The problem =
Exactly repeat the full listing that follows.

Dataset content =

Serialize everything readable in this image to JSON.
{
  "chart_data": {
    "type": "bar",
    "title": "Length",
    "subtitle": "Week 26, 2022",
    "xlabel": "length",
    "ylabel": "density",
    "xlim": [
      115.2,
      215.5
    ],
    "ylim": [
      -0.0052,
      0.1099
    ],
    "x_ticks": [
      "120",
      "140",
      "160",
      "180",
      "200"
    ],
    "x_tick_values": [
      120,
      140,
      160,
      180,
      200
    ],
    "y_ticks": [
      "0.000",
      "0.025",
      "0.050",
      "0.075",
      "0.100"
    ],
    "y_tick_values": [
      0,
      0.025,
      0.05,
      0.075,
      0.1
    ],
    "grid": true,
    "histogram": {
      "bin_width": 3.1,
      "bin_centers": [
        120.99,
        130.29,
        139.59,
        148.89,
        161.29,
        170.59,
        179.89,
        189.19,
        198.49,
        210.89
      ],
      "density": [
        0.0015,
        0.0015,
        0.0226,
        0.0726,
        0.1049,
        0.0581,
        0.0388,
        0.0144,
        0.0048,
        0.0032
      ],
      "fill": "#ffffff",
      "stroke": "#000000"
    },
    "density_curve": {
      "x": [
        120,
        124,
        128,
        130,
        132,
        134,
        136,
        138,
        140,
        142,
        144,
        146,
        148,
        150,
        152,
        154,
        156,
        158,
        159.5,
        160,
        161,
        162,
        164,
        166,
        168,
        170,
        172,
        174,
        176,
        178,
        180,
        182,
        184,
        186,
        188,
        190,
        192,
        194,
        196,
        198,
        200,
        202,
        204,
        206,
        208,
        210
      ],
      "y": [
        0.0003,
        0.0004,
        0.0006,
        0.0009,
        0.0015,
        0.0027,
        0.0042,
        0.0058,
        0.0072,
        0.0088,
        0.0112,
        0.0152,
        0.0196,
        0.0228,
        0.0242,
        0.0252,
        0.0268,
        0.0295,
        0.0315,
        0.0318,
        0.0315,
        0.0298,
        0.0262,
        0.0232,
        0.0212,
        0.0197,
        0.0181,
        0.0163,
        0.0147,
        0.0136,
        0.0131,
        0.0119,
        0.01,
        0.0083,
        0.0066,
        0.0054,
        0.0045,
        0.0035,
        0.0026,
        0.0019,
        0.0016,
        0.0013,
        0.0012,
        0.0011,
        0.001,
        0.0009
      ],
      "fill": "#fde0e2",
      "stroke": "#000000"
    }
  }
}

Task solution =
Serialize everything readable in this image to JSON.
{
  "chart_data": {
    "type": "bar",
    "title": "Length",
    "subtitle": "Week 26, 2022",
    "xlabel": "length",
    "ylabel": "density",
    "xlim": [
      115.2,
      215.5
    ],
    "ylim": [
      -0.0052,
      0.1099
    ],
    "x_ticks": [
      "120",
      "140",
      "160",
      "180",
      "200"
    ],
    "x_tick_values": [
      120,
      140,
      160,
      180,
      200
    ],
    "y_ticks": [
      "0.000",
      "0.025",
      "0.050",
      "0.075",
      "0.100"
    ],
    "y_tick_values": [
      0,
      0.025,
      0.05,
      0.075,
      0.1
    ],
    "grid": true,
    "histogram": {
      "bin_width": 3.1,
      "bin_centers": [
        120.99,
        130.29,
        139.59,
        148.89,
        161.29,
        170.59,
        179.89,
        189.19,
        198.49,
        210.89
      ],
      "density": [
        0.0015,
        0.0015,
        0.0226,
        0.0726,
        0.1049,
        0.0581,
        0.0388,
        0.0144,
        0.0048,
        0.0032
      ],
      "fill": "#ffffff",
      "stroke": "#000000"
    },
    "density_curve": {
      "x": [
        120,
        124,
        128,
        130,
        132,
        134,
        136,
        138,
        140,
        142,
        144,
        146,
        148,
        150,
        152,
        154,
        156,
        158,
        159.5,
        160,
        161,
        162,
        164,
        166,
        168,
        170,
        172,
        174,
        176,
        178,
        180,
        182,
        184,
        186,
        188,
        190,
        192,
        194,
        196,
        198,
        200,
        202,
        204,
        206,
        208,
        210
      ],
      "y": [
        0.0003,
        0.0004,
        0.0006,
        0.0009,
        0.0015,
        0.0027,
        0.0042,
        0.0058,
        0.0072,
        0.0088,
        0.0112,
        0.0152,
        0.0196,
        0.0228,
        0.0242,
        0.0252,
        0.0268,
        0.0295,
        0.0315,
        0.0318,
        0.0315,
        0.0298,
        0.0262,
        0.0232,
        0.0212,
        0.0197,
        0.0181,
        0.0163,
        0.0147,
        0.0136,
        0.0131,
        0.0119,
        0.01,
        0.0083,
        0.0066,
        0.0054,
        0.0045,
        0.0035,
        0.0026,
        0.0019,
        0.0016,
        0.0013,
        0.0012,
        0.0011,
        0.001,
        0.0009
      ],
      "fill": "#fde0e2",
      "stroke": "#000000"
    }
  }
}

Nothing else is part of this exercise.